§ Excerpted records:
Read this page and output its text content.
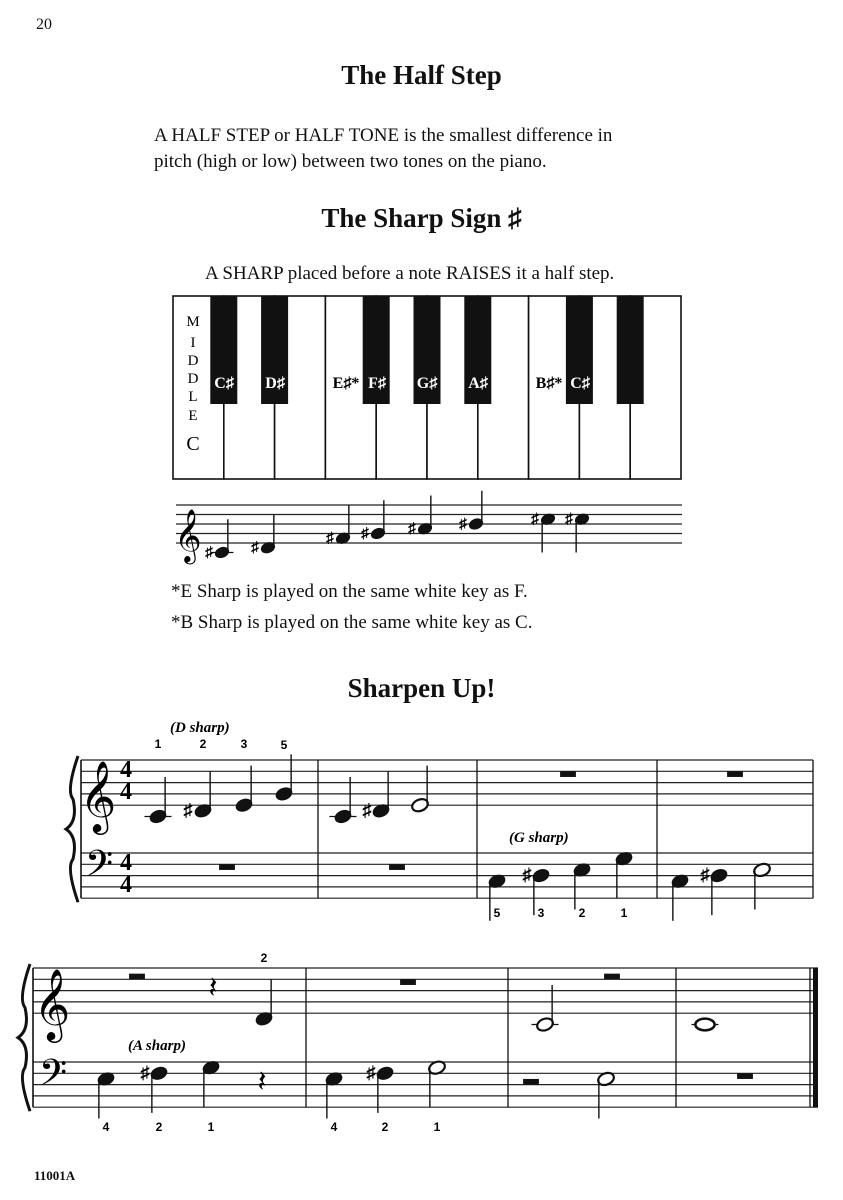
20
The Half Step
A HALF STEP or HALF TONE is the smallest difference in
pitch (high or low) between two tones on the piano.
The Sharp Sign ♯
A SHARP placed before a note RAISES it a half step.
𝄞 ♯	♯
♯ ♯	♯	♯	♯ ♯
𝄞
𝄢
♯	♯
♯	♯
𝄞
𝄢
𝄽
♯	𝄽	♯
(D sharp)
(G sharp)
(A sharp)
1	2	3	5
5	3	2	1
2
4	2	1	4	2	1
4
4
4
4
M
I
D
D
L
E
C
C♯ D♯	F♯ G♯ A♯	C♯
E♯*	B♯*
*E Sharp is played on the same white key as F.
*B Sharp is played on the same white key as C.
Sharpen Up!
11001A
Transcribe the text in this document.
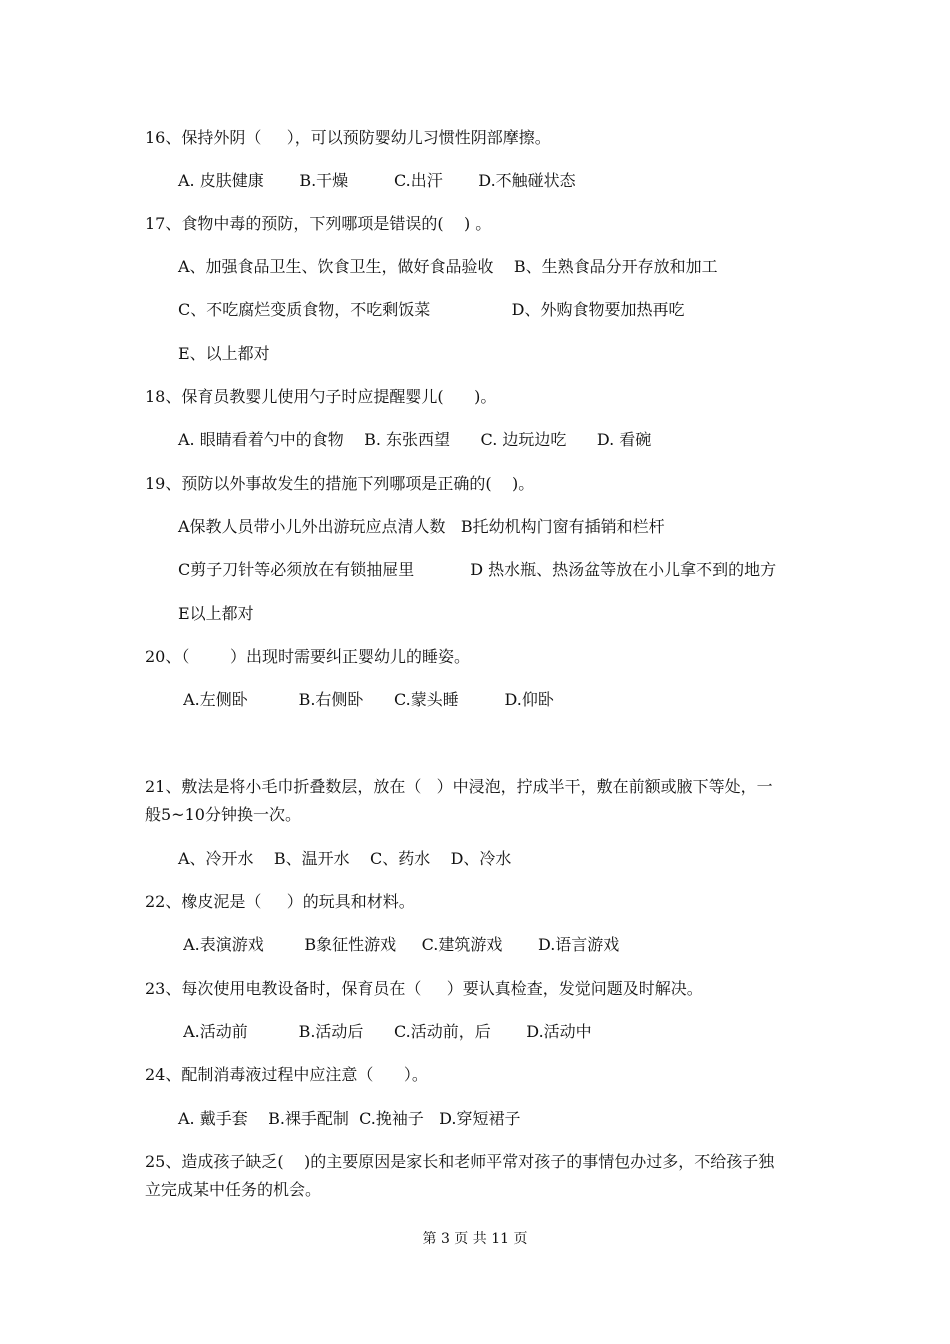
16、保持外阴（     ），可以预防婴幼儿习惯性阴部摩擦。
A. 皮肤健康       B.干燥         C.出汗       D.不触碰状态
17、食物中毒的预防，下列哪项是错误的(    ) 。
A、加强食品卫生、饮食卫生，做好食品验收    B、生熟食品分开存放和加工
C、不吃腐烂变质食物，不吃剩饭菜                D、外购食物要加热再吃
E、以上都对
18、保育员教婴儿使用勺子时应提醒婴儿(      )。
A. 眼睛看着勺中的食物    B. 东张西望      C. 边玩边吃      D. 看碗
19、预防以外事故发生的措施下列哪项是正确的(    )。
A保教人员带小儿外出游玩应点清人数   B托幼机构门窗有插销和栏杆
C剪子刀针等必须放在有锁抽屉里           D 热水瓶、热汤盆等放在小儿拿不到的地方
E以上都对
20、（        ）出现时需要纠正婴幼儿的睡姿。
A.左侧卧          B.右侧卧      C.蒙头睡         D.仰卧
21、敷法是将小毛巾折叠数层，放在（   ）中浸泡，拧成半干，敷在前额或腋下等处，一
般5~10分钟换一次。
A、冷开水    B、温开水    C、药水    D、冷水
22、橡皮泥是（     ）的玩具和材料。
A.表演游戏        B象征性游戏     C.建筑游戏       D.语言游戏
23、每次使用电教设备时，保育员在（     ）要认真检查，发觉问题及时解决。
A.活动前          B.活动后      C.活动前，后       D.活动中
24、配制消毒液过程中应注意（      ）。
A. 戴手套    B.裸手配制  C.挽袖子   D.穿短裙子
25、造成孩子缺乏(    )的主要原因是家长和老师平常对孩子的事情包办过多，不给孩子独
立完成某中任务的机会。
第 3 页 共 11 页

§ What you should do:
Leave out all pictures and extract exactly the lines from the line with "Transcribe the text in this document." through the end of the material.

§ Output:
Transcribe the text in this document.
16、保持外阴（     ），可以预防婴幼儿习惯性阴部摩擦。
A. 皮肤健康       B.干燥         C.出汗       D.不触碰状态
17、食物中毒的预防，下列哪项是错误的(    ) 。
A、加强食品卫生、饮食卫生，做好食品验收    B、生熟食品分开存放和加工
C、不吃腐烂变质食物，不吃剩饭菜                D、外购食物要加热再吃
E、以上都对
18、保育员教婴儿使用勺子时应提醒婴儿(      )。
A. 眼睛看着勺中的食物    B. 东张西望      C. 边玩边吃      D. 看碗
19、预防以外事故发生的措施下列哪项是正确的(    )。
A保教人员带小儿外出游玩应点清人数   B托幼机构门窗有插销和栏杆
C剪子刀针等必须放在有锁抽屉里           D 热水瓶、热汤盆等放在小儿拿不到的地方
E以上都对
20、（        ）出现时需要纠正婴幼儿的睡姿。
A.左侧卧          B.右侧卧      C.蒙头睡         D.仰卧
21、敷法是将小毛巾折叠数层，放在（   ）中浸泡，拧成半干，敷在前额或腋下等处，一
般5~10分钟换一次。
A、冷开水    B、温开水    C、药水    D、冷水
22、橡皮泥是（     ）的玩具和材料。
A.表演游戏        B象征性游戏     C.建筑游戏       D.语言游戏
23、每次使用电教设备时，保育员在（     ）要认真检查，发觉问题及时解决。
A.活动前          B.活动后      C.活动前，后       D.活动中
24、配制消毒液过程中应注意（      ）。
A. 戴手套    B.裸手配制  C.挽袖子   D.穿短裙子
25、造成孩子缺乏(    )的主要原因是家长和老师平常对孩子的事情包办过多，不给孩子独
立完成某中任务的机会。
第 3 页 共 11 页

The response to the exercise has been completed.